- **Exercise**: Whenever a line contains the string "marker", copy it out of the entries.

Dataset listings of figures
- - - - - - -

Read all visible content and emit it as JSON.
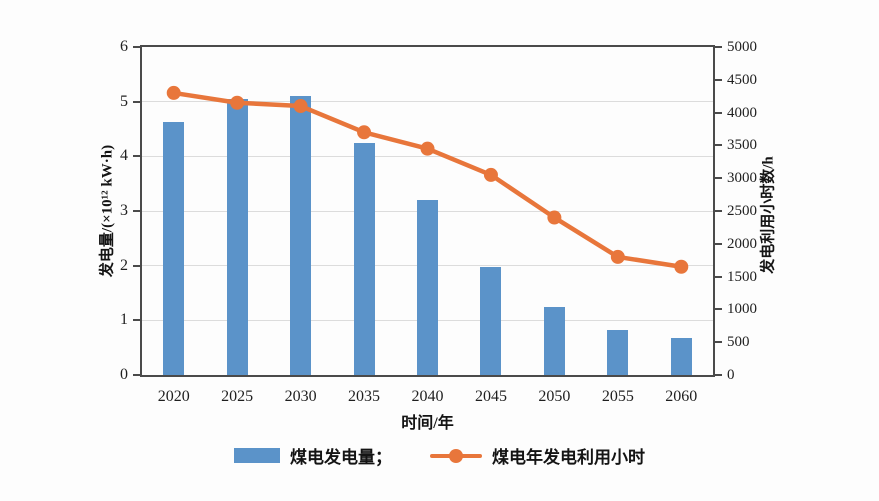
{
  "chart_data": {
    "type": "bar+line",
    "title": "",
    "categories": [
      "2020",
      "2025",
      "2030",
      "2035",
      "2040",
      "2045",
      "2050",
      "2055",
      "2060"
    ],
    "series": [
      {
        "name": "煤电发电量",
        "type": "bar",
        "axis": "left",
        "color": "#5b93c9",
        "values": [
          4.63,
          5.05,
          5.1,
          4.25,
          3.2,
          1.98,
          1.25,
          0.82,
          0.67
        ]
      },
      {
        "name": "煤电年发电利用小时",
        "type": "line",
        "axis": "right",
        "color": "#e8763b",
        "values": [
          4300,
          4150,
          4100,
          3700,
          3450,
          3050,
          2400,
          1800,
          1650
        ]
      }
    ],
    "left_axis": {
      "label": "发电量/(×10¹² kW·h)",
      "min": 0,
      "max": 6,
      "step": 1,
      "ticks": [
        0,
        1,
        2,
        3,
        4,
        5,
        6
      ]
    },
    "right_axis": {
      "label": "发电利用小时数/h",
      "min": 0,
      "max": 5000,
      "step": 500,
      "ticks": [
        0,
        500,
        1000,
        1500,
        2000,
        2500,
        3000,
        3500,
        4000,
        4500,
        5000
      ]
    },
    "x_axis": {
      "label": "时间/年"
    },
    "legend": {
      "position": "bottom",
      "items": [
        {
          "label": "煤电发电量；",
          "marker": "bar-swatch",
          "color": "#5b93c9"
        },
        {
          "label": "煤电年发电利用小时",
          "marker": "line-marker",
          "color": "#e8763b"
        }
      ]
    },
    "layout_hints": {
      "grid": "horizontal gridlines at left-axis values 1-5",
      "plot_border": "#4a4a4a",
      "grid_color": "#dcdcdc",
      "background": "#fdfdfd"
    }
  }
}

- - - - - - -

- **The answer**:
          "marker": "bar-swatch",
          "marker": "line-marker",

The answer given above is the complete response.